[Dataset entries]
-=-=-=-=-

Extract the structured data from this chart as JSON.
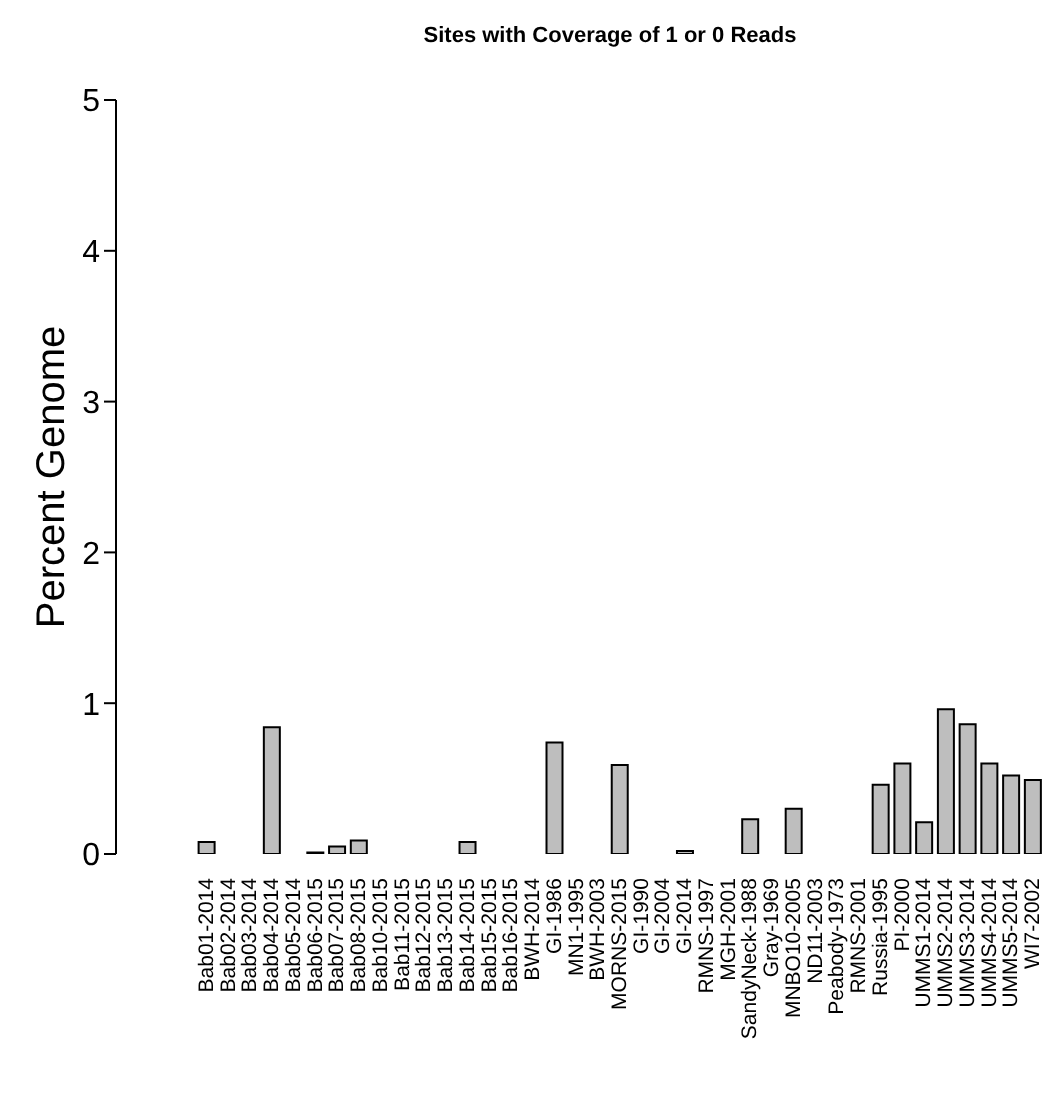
{
  "chart_data": {
    "type": "bar",
    "title": "Sites with Coverage of 1 or 0 Reads",
    "ylabel": "Percent Genome",
    "categories": [
      "Bab01-2014",
      "Bab02-2014",
      "Bab03-2014",
      "Bab04-2014",
      "Bab05-2014",
      "Bab06-2015",
      "Bab07-2015",
      "Bab08-2015",
      "Bab10-2015",
      "Bab11-2015",
      "Bab12-2015",
      "Bab13-2015",
      "Bab14-2015",
      "Bab15-2015",
      "Bab16-2015",
      "BWH-2014",
      "GI-1986",
      "MN1-1995",
      "BWH-2003",
      "MORNS-2015",
      "GI-1990",
      "GI-2004",
      "GI-2014",
      "RMNS-1997",
      "MGH-2001",
      "SandyNeck-1988",
      "Gray-1969",
      "MNBO10-2005",
      "ND11-2003",
      "Peabody-1973",
      "RMNS-2001",
      "Russia-1995",
      "PI-2000",
      "UMMS1-2014",
      "UMMS2-2014",
      "UMMS3-2014",
      "UMMS4-2014",
      "UMMS5-2014",
      "WI7-2002"
    ],
    "values": [
      0.08,
      0,
      0,
      0.84,
      0,
      0.01,
      0.05,
      0.09,
      0,
      0,
      0,
      0,
      0.08,
      0,
      0,
      0,
      0.74,
      0,
      0,
      0.59,
      0,
      0,
      0.02,
      0,
      0,
      0.23,
      0,
      0.3,
      0,
      0,
      0,
      0.46,
      0.6,
      0.21,
      0.96,
      0.86,
      0.6,
      0.52,
      0.49
    ],
    "color": "#bebebe",
    "ylim": [
      0,
      5
    ],
    "yticks": [
      0,
      1,
      2,
      3,
      4,
      5
    ],
    "grid": false
  }
}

-=-=-=-=-

▸ **What this task involves**: Each entry should be repeated exactly as it appears; the pictures stay out.

▸ **Reply to the task**:
Extract the structured data from this chart as JSON.
{
  "chart_data": {
    "type": "bar",
    "title": "Sites with Coverage of 1 or 0 Reads",
    "ylabel": "Percent Genome",
    "categories": [
      "Bab01-2014",
      "Bab02-2014",
      "Bab03-2014",
      "Bab04-2014",
      "Bab05-2014",
      "Bab06-2015",
      "Bab07-2015",
      "Bab08-2015",
      "Bab10-2015",
      "Bab11-2015",
      "Bab12-2015",
      "Bab13-2015",
      "Bab14-2015",
      "Bab15-2015",
      "Bab16-2015",
      "BWH-2014",
      "GI-1986",
      "MN1-1995",
      "BWH-2003",
      "MORNS-2015",
      "GI-1990",
      "GI-2004",
      "GI-2014",
      "RMNS-1997",
      "MGH-2001",
      "SandyNeck-1988",
      "Gray-1969",
      "MNBO10-2005",
      "ND11-2003",
      "Peabody-1973",
      "RMNS-2001",
      "Russia-1995",
      "PI-2000",
      "UMMS1-2014",
      "UMMS2-2014",
      "UMMS3-2014",
      "UMMS4-2014",
      "UMMS5-2014",
      "WI7-2002"
    ],
    "values": [
      0.08,
      0,
      0,
      0.84,
      0,
      0.01,
      0.05,
      0.09,
      0,
      0,
      0,
      0,
      0.08,
      0,
      0,
      0,
      0.74,
      0,
      0,
      0.59,
      0,
      0,
      0.02,
      0,
      0,
      0.23,
      0,
      0.3,
      0,
      0,
      0,
      0.46,
      0.6,
      0.21,
      0.96,
      0.86,
      0.6,
      0.52,
      0.49
    ],
    "color": "#bebebe",
    "ylim": [
      0,
      5
    ],
    "yticks": [
      0,
      1,
      2,
      3,
      4,
      5
    ],
    "grid": false
  }
}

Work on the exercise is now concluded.